**Materials provided**:
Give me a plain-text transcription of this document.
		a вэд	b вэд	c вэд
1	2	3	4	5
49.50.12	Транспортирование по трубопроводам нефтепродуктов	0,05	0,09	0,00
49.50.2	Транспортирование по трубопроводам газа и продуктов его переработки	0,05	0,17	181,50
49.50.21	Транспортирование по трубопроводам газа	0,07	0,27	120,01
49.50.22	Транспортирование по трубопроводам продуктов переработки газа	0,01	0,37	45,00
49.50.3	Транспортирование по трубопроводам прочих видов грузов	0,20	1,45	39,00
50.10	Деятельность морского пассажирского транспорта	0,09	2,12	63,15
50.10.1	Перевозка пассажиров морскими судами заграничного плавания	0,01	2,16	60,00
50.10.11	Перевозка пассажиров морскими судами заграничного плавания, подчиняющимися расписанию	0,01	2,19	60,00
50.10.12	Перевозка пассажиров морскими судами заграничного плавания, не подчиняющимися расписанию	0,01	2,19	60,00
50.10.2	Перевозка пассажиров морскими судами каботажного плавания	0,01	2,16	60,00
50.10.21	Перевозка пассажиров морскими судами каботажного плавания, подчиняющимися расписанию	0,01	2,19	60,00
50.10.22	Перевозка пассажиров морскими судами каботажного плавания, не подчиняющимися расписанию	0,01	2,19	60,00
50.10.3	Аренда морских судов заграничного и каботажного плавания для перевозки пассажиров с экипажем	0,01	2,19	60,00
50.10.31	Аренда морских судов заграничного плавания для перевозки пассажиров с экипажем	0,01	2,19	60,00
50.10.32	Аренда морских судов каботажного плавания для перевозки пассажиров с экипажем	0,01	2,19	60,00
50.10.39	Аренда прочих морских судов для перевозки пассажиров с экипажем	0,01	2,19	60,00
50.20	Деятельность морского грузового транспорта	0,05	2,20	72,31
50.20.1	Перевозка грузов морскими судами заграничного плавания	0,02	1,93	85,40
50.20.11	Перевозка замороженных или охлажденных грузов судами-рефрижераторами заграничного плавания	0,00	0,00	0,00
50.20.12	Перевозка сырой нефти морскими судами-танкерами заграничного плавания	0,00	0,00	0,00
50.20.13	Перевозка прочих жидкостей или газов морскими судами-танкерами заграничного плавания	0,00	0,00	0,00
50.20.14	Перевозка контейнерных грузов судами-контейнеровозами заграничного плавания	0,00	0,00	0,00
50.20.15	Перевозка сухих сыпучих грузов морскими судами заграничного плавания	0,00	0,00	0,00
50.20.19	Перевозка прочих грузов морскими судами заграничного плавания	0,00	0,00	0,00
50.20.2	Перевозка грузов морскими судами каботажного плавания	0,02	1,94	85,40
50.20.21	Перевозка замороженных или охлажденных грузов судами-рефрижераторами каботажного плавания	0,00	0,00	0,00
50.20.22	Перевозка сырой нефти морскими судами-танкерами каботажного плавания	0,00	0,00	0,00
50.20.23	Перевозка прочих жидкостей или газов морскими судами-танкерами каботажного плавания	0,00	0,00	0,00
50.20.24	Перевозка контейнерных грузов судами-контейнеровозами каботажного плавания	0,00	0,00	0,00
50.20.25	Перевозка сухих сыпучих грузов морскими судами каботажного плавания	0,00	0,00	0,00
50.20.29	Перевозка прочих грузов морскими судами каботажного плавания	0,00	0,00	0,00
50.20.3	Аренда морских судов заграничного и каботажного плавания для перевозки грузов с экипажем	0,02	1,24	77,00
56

**What needs to be done**:
Quote all the records exactly, please, leaving none out.

**In response**:
Give me a plain-text transcription of this document.
		a вэд	b вэд	c вэд
1	2	3	4	5
49.50.12	Транспортирование по трубопроводам нефтепродуктов	0,05	0,09	0,00
49.50.2	Транспортирование по трубопроводам газа и продуктов его переработки	0,05	0,17	181,50
49.50.21	Транспортирование по трубопроводам газа	0,07	0,27	120,01
49.50.22	Транспортирование по трубопроводам продуктов переработки газа	0,01	0,37	45,00
49.50.3	Транспортирование по трубопроводам прочих видов грузов	0,20	1,45	39,00
50.10	Деятельность морского пассажирского транспорта	0,09	2,12	63,15
50.10.1	Перевозка пассажиров морскими судами заграничного плавания	0,01	2,16	60,00
50.10.11	Перевозка пассажиров морскими судами заграничного плавания, подчиняющимися расписанию	0,01	2,19	60,00
50.10.12	Перевозка пассажиров морскими судами заграничного плавания, не подчиняющимися расписанию	0,01	2,19	60,00
50.10.2	Перевозка пассажиров морскими судами каботажного плавания	0,01	2,16	60,00
50.10.21	Перевозка пассажиров морскими судами каботажного плавания, подчиняющимися расписанию	0,01	2,19	60,00
50.10.22	Перевозка пассажиров морскими судами каботажного плавания, не подчиняющимися расписанию	0,01	2,19	60,00
50.10.3	Аренда морских судов заграничного и каботажного плавания для перевозки пассажиров с экипажем	0,01	2,19	60,00
50.10.31	Аренда морских судов заграничного плавания для перевозки пассажиров с экипажем	0,01	2,19	60,00
50.10.32	Аренда морских судов каботажного плавания для перевозки пассажиров с экипажем	0,01	2,19	60,00
50.10.39	Аренда прочих морских судов для перевозки пассажиров с экипажем	0,01	2,19	60,00
50.20	Деятельность морского грузового транспорта	0,05	2,20	72,31
50.20.1	Перевозка грузов морскими судами заграничного плавания	0,02	1,93	85,40
50.20.11	Перевозка замороженных или охлажденных грузов судами-рефрижераторами заграничного плавания	0,00	0,00	0,00
50.20.12	Перевозка сырой нефти морскими судами-танкерами заграничного плавания	0,00	0,00	0,00
50.20.13	Перевозка прочих жидкостей или газов морскими судами-танкерами заграничного плавания	0,00	0,00	0,00
50.20.14	Перевозка контейнерных грузов судами-контейнеровозами заграничного плавания	0,00	0,00	0,00
50.20.15	Перевозка сухих сыпучих грузов морскими судами заграничного плавания	0,00	0,00	0,00
50.20.19	Перевозка прочих грузов морскими судами заграничного плавания	0,00	0,00	0,00
50.20.2	Перевозка грузов морскими судами каботажного плавания	0,02	1,94	85,40
50.20.21	Перевозка замороженных или охлажденных грузов судами-рефрижераторами каботажного плавания	0,00	0,00	0,00
50.20.22	Перевозка сырой нефти морскими судами-танкерами каботажного плавания	0,00	0,00	0,00
50.20.23	Перевозка прочих жидкостей или газов морскими судами-танкерами каботажного плавания	0,00	0,00	0,00
50.20.24	Перевозка контейнерных грузов судами-контейнеровозами каботажного плавания	0,00	0,00	0,00
50.20.25	Перевозка сухих сыпучих грузов морскими судами каботажного плавания	0,00	0,00	0,00
50.20.29	Перевозка прочих грузов морскими судами каботажного плавания	0,00	0,00	0,00
50.20.3	Аренда морских судов заграничного и каботажного плавания для перевозки грузов с экипажем	0,02	1,24	77,00
56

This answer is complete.